------ Data rows ------

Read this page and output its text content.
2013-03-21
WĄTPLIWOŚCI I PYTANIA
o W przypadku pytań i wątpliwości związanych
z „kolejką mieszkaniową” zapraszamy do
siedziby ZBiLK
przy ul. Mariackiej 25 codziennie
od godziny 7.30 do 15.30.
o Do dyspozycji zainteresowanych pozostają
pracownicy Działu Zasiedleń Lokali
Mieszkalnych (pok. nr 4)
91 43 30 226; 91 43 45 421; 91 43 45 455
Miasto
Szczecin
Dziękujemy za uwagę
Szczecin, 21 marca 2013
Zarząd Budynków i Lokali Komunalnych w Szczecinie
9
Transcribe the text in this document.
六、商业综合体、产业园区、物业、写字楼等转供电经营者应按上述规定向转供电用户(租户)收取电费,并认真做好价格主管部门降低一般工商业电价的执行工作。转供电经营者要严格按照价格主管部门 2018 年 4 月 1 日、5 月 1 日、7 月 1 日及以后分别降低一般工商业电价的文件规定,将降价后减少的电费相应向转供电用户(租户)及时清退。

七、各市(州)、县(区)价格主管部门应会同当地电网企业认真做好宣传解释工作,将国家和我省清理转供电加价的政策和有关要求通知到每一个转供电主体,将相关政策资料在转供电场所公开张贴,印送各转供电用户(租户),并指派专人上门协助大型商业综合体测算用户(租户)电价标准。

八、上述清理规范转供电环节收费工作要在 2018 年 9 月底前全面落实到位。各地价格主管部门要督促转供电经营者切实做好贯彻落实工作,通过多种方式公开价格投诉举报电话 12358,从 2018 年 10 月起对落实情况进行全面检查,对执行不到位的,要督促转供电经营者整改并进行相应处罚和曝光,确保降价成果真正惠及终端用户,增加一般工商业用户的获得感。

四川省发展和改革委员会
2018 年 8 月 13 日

------

## Description of the task
Without leaving anything out, quote all the data.

## Completed exercise
Read this page and output its text content.
2013-03-21
WĄTPLIWOŚCI I PYTANIA
o W przypadku pytań i wątpliwości związanych
z „kolejką mieszkaniową” zapraszamy do
siedziby ZBiLK
przy ul. Mariackiej 25 codziennie
od godziny 7.30 do 15.30.
o Do dyspozycji zainteresowanych pozostają
pracownicy Działu Zasiedleń Lokali
Mieszkalnych (pok. nr 4)
91 43 30 226; 91 43 45 421; 91 43 45 455
Miasto
Szczecin
Dziękujemy za uwagę
Szczecin, 21 marca 2013
Zarząd Budynków i Lokali Komunalnych w Szczecinie
9
Transcribe the text in this document.
六、商业综合体、产业园区、物业、写字楼等转供电经营者应按上述规定向转供电用户(租户)收取电费,并认真做好价格主管部门降低一般工商业电价的执行工作。转供电经营者要严格按照价格主管部门 2018 年 4 月 1 日、5 月 1 日、7 月 1 日及以后分别降低一般工商业电价的文件规定,将降价后减少的电费相应向转供电用户(租户)及时清退。

七、各市(州)、县(区)价格主管部门应会同当地电网企业认真做好宣传解释工作,将国家和我省清理转供电加价的政策和有关要求通知到每一个转供电主体,将相关政策资料在转供电场所公开张贴,印送各转供电用户(租户),并指派专人上门协助大型商业综合体测算用户(租户)电价标准。

八、上述清理规范转供电环节收费工作要在 2018 年 9 月底前全面落实到位。各地价格主管部门要督促转供电经营者切实做好贯彻落实工作,通过多种方式公开价格投诉举报电话 12358,从 2018 年 10 月起对落实情况进行全面检查,对执行不到位的,要督促转供电经营者整改并进行相应处罚和曝光,确保降价成果真正惠及终端用户,增加一般工商业用户的获得感。

四川省发展和改革委员会
2018 年 8 月 13 日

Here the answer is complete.